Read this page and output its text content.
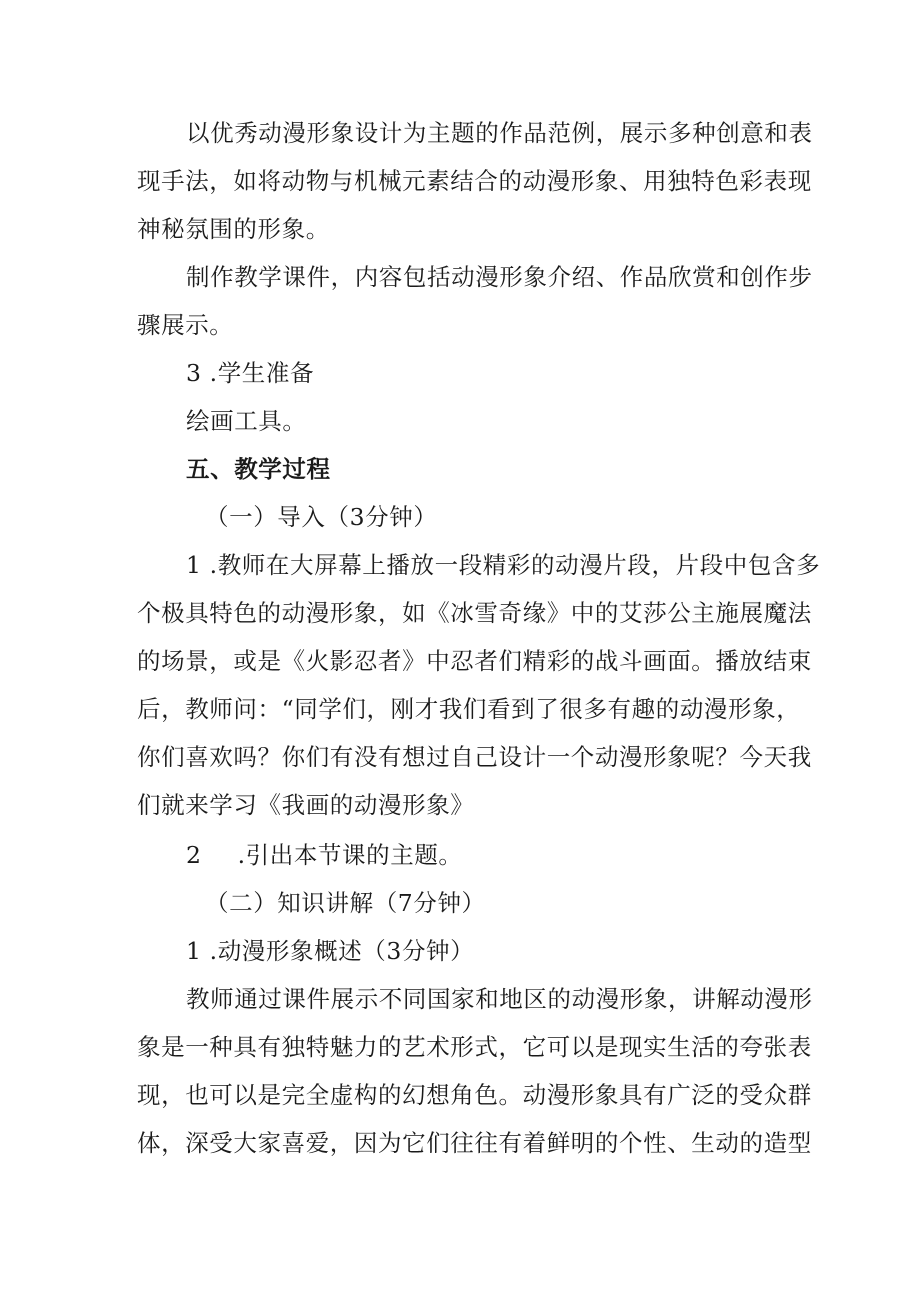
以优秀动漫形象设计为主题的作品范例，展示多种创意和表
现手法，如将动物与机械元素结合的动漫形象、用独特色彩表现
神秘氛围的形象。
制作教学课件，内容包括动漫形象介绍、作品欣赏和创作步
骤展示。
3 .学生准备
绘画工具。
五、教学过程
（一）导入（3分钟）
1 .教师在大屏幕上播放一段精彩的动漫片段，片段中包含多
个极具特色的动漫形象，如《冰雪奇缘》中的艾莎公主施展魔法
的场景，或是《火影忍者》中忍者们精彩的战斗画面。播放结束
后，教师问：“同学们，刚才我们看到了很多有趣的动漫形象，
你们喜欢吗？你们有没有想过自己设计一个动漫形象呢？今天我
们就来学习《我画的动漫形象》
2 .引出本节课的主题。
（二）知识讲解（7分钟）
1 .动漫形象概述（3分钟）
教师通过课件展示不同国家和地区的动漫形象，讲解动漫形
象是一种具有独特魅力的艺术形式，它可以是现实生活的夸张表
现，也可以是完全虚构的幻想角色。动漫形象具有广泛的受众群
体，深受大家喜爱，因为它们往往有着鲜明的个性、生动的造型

+ + + + + + +

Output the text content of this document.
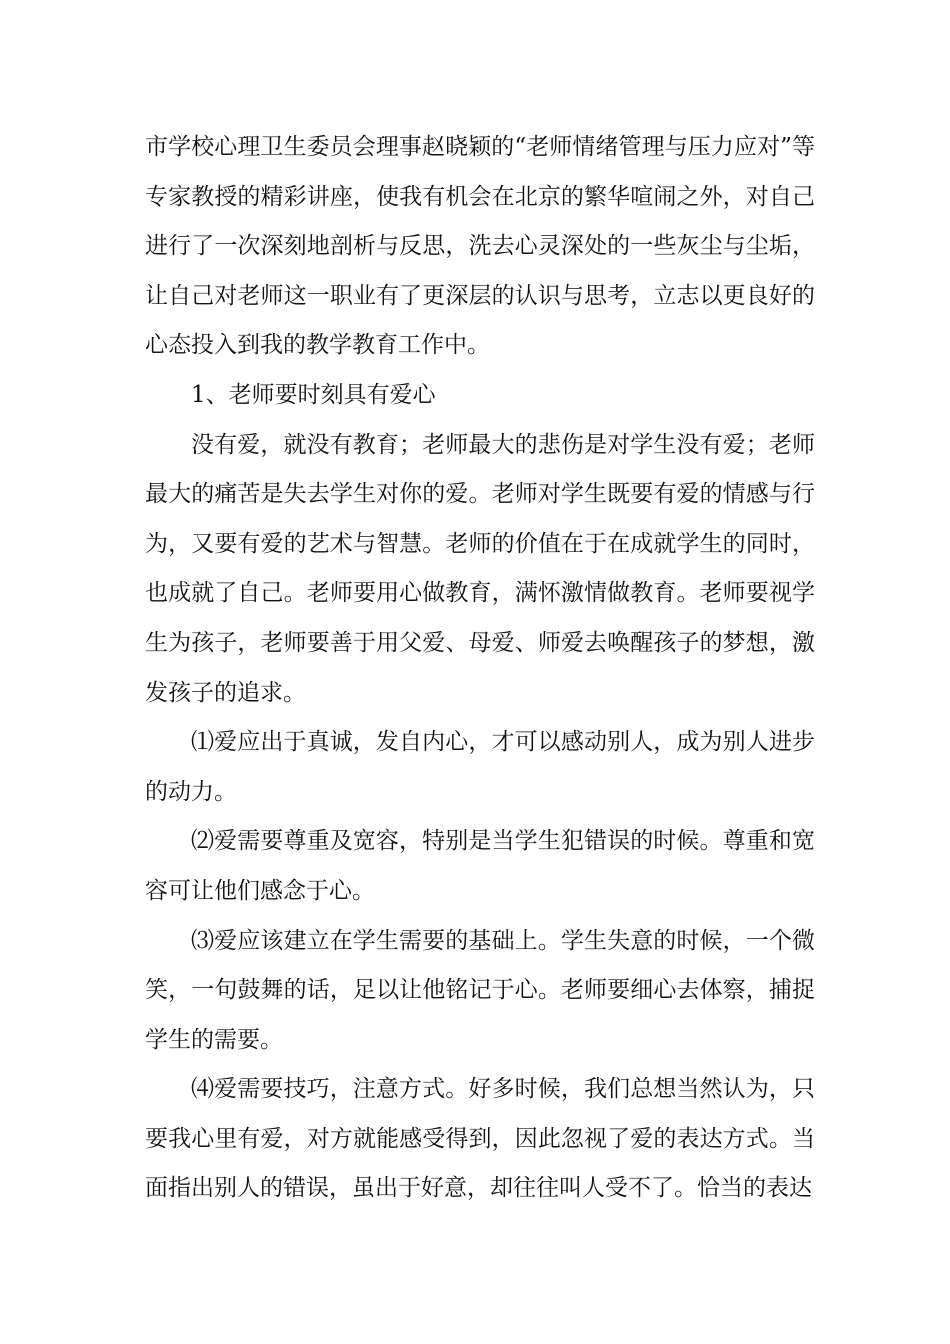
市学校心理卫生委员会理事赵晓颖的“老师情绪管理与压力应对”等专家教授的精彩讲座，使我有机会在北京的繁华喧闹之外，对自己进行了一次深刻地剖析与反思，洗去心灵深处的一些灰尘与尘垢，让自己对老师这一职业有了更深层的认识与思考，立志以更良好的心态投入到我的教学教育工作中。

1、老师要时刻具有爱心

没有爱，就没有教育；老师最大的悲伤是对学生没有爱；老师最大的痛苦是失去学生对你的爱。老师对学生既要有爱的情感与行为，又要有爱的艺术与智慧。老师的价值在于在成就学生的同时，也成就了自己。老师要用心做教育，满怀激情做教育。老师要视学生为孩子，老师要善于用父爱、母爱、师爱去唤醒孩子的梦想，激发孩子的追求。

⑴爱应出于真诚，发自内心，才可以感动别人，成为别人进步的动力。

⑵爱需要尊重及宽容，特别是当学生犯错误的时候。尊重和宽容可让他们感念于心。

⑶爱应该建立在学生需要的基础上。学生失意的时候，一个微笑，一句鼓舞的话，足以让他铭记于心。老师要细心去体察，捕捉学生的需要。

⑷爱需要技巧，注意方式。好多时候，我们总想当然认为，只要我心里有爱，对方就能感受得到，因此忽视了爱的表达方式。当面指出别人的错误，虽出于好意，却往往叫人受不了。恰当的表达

+ + + + + + +

Show each line of the listing that holds the string "this".

Read this page and output its text content.
Output the text content of this document.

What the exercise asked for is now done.